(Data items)
= = = = = = =

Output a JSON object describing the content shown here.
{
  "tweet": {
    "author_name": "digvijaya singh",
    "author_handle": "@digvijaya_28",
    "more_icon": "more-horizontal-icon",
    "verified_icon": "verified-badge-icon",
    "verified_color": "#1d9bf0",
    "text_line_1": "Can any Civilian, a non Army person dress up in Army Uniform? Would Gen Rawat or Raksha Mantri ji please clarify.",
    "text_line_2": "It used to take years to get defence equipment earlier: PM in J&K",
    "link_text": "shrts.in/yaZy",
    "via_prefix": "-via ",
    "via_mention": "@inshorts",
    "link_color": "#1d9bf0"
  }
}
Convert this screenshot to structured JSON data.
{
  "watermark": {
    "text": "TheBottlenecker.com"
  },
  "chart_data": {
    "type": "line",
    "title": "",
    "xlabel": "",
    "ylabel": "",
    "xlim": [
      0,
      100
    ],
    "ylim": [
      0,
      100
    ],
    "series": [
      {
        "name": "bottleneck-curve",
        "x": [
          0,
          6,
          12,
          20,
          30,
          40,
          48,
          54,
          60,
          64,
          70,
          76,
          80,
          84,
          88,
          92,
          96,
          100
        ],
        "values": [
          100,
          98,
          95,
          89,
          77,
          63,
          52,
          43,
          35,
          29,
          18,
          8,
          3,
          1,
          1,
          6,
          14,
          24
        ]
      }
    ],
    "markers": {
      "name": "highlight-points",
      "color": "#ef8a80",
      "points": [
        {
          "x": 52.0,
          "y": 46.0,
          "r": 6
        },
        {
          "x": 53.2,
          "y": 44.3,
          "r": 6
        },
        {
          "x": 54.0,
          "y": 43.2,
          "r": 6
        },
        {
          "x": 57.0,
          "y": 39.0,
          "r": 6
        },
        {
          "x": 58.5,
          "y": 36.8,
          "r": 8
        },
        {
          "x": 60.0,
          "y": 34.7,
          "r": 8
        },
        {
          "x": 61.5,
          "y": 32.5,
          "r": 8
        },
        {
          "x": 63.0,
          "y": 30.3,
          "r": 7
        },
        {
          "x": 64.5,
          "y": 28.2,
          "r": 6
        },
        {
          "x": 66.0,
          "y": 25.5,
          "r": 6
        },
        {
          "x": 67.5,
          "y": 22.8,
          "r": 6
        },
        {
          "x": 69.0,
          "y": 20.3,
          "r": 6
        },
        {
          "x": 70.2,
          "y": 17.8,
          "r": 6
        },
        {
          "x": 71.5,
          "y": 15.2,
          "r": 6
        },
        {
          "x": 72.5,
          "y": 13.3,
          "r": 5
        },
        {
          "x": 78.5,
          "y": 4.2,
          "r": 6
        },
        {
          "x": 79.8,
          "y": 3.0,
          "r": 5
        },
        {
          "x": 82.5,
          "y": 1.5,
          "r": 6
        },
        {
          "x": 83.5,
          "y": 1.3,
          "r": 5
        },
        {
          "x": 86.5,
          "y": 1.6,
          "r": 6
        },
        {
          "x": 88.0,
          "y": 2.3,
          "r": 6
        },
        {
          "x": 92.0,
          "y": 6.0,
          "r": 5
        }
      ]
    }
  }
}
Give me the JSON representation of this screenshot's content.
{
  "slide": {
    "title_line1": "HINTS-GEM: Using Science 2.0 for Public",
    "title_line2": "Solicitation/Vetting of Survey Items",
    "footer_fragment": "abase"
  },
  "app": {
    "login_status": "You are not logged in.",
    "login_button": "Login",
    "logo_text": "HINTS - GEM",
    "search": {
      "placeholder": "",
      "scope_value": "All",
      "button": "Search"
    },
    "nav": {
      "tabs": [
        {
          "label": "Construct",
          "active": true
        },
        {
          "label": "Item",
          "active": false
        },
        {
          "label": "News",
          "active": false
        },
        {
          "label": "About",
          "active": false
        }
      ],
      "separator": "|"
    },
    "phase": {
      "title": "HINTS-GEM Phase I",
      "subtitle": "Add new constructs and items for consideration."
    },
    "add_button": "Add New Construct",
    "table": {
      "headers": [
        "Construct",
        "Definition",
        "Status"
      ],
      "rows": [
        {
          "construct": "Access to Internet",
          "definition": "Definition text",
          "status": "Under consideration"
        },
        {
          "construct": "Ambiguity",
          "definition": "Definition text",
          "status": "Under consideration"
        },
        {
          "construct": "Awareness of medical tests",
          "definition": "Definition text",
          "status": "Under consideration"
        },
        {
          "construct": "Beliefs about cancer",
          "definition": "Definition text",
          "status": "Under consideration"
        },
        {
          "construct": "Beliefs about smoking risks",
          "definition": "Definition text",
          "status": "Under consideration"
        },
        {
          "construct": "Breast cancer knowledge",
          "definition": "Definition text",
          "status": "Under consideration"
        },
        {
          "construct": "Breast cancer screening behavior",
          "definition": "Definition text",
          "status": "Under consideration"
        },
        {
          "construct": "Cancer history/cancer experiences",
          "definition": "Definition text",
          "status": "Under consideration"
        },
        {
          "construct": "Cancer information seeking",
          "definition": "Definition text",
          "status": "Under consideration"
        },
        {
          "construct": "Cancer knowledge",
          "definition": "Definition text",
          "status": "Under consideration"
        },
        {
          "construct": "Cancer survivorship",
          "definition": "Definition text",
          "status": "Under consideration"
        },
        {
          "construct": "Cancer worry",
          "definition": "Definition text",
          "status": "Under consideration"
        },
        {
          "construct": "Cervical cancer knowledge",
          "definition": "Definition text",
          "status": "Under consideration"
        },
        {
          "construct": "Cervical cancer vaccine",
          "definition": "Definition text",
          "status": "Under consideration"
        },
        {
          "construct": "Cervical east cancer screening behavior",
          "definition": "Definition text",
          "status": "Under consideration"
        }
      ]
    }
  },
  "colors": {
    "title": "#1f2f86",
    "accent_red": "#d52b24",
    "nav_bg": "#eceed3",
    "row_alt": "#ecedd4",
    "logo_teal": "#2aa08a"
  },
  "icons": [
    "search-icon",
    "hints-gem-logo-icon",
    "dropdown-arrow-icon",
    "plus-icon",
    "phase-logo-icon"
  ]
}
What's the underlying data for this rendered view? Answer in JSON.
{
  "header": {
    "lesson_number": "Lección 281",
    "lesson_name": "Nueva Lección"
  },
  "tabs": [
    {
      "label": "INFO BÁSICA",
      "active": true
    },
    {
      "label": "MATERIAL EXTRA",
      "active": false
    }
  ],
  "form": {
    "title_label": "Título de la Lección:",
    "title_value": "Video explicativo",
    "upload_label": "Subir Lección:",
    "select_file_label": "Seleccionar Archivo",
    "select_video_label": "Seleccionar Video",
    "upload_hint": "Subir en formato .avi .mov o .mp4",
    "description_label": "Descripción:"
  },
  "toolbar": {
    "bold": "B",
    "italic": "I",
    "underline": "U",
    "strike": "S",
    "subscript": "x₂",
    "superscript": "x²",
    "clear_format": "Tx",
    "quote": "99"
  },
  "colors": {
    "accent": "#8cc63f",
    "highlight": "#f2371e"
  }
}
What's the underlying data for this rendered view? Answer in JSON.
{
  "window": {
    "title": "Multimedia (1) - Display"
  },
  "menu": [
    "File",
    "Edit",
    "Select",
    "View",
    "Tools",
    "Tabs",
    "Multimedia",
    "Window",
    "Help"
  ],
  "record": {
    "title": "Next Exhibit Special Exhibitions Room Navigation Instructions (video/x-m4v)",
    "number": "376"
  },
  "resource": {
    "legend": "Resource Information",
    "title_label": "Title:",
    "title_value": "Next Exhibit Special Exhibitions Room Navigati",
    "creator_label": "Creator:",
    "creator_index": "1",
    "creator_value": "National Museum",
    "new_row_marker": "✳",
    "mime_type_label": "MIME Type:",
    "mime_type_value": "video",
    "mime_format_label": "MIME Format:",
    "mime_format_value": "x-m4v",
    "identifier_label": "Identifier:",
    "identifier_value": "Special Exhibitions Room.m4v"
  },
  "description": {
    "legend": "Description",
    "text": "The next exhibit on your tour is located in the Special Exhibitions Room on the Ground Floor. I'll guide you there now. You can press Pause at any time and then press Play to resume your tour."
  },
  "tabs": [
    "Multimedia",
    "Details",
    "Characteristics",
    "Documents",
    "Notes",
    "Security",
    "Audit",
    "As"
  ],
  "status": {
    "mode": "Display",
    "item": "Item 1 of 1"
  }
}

= = = = = = =

In the material above, find each line that contains the word "knowledge", and select it.

          "construct": "Breast cancer knowledge",
          "construct": "Cancer knowledge",
          "construct": "Cervical cancer knowledge",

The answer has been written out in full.